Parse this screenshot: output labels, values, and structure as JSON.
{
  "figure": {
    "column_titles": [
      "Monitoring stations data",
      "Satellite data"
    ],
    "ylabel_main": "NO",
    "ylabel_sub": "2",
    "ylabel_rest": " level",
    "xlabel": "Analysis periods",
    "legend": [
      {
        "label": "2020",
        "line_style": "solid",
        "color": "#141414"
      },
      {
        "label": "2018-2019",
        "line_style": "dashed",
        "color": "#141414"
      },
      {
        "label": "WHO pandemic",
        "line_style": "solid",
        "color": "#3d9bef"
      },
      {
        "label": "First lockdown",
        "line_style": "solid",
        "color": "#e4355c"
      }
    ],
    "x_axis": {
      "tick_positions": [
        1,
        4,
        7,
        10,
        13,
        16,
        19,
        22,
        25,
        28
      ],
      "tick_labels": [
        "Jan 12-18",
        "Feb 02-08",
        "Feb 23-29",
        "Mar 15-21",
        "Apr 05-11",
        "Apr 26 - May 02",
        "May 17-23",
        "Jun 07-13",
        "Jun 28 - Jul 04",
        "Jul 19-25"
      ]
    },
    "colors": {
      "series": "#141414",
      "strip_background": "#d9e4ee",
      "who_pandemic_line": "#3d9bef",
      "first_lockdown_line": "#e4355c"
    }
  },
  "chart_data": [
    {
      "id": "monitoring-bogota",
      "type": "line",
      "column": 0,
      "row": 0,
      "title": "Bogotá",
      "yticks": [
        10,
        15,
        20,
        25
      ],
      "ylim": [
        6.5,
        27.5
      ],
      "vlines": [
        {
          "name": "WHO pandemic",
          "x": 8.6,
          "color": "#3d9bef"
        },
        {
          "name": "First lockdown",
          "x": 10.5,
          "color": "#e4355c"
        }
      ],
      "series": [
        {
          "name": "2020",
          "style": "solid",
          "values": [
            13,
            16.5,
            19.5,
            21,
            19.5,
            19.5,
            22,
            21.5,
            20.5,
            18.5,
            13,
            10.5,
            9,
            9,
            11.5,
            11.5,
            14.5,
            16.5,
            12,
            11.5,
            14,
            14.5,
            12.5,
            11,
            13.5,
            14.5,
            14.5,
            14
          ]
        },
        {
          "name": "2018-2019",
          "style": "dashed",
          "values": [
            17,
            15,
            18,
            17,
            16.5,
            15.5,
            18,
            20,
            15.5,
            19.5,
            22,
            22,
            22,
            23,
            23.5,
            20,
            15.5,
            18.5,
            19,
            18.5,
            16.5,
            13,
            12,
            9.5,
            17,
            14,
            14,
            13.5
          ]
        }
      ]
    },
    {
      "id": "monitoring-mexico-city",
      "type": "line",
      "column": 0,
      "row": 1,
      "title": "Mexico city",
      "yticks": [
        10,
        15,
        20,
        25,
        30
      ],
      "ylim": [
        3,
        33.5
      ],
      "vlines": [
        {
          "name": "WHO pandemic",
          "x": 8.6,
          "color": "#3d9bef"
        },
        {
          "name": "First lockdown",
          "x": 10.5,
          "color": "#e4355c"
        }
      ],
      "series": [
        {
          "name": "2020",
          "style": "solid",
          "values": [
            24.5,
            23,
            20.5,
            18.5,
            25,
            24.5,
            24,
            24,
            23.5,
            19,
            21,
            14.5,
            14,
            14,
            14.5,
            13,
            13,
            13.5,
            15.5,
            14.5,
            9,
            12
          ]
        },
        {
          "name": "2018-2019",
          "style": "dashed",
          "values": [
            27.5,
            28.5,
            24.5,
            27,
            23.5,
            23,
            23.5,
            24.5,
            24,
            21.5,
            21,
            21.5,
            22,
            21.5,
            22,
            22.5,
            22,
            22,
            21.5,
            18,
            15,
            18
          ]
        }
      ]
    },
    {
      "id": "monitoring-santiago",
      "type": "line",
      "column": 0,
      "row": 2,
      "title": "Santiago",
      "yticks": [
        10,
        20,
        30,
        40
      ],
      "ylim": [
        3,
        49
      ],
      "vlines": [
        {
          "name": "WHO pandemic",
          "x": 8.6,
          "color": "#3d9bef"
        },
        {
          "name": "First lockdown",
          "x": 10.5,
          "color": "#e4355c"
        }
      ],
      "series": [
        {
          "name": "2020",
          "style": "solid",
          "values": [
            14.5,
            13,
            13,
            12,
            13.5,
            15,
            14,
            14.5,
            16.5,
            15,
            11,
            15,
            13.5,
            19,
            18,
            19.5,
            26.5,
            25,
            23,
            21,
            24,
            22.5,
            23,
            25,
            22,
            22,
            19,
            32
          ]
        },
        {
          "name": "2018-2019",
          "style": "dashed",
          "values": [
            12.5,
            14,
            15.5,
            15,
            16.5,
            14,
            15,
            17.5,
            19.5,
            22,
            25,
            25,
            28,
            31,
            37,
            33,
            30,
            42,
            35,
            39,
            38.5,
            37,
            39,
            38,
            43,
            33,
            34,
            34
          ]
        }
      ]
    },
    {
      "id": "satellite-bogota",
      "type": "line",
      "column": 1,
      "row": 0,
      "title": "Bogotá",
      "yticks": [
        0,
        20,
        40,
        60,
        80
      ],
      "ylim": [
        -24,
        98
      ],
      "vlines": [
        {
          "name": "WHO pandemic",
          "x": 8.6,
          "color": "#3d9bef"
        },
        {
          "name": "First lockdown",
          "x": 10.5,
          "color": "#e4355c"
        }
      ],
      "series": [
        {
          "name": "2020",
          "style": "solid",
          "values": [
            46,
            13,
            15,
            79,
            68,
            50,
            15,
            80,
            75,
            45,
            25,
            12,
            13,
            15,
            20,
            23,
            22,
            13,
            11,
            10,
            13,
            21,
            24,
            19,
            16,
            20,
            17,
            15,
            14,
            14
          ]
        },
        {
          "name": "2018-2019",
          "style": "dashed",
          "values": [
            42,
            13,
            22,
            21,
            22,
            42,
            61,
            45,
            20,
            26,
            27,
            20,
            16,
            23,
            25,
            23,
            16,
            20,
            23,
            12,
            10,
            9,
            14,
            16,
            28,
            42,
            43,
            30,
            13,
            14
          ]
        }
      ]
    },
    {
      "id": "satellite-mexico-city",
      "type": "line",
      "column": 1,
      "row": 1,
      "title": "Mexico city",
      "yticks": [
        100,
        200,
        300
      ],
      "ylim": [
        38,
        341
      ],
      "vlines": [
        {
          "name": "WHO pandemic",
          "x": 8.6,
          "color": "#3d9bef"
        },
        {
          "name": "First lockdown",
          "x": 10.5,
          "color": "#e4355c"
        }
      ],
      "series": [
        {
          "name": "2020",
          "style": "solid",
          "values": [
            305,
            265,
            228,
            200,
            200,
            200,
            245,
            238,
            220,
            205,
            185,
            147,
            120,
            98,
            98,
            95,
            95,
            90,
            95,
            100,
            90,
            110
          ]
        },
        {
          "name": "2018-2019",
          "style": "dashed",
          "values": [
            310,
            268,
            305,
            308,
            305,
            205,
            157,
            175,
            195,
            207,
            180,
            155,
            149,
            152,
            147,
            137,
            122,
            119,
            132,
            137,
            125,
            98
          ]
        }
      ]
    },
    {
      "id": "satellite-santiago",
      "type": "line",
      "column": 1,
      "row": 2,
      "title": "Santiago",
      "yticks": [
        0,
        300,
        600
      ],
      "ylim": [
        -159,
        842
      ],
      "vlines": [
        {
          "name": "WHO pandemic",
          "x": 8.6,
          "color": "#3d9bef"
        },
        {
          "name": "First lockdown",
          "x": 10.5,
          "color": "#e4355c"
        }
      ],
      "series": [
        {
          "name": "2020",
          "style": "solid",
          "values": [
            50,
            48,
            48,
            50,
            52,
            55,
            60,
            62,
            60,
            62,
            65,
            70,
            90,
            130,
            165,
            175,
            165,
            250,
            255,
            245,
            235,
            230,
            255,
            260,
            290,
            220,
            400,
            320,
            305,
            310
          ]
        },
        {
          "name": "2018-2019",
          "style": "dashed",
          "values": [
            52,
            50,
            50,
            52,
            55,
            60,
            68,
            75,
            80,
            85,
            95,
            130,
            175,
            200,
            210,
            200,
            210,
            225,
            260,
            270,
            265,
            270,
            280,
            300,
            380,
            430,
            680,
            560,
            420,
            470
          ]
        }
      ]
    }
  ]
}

==================================================

Locate the word "city" in the entries, and copy every line where it is found.

      "id": "monitoring-mexico-city",
      "title": "Mexico city",
      "id": "satellite-mexico-city",
      "title": "Mexico city",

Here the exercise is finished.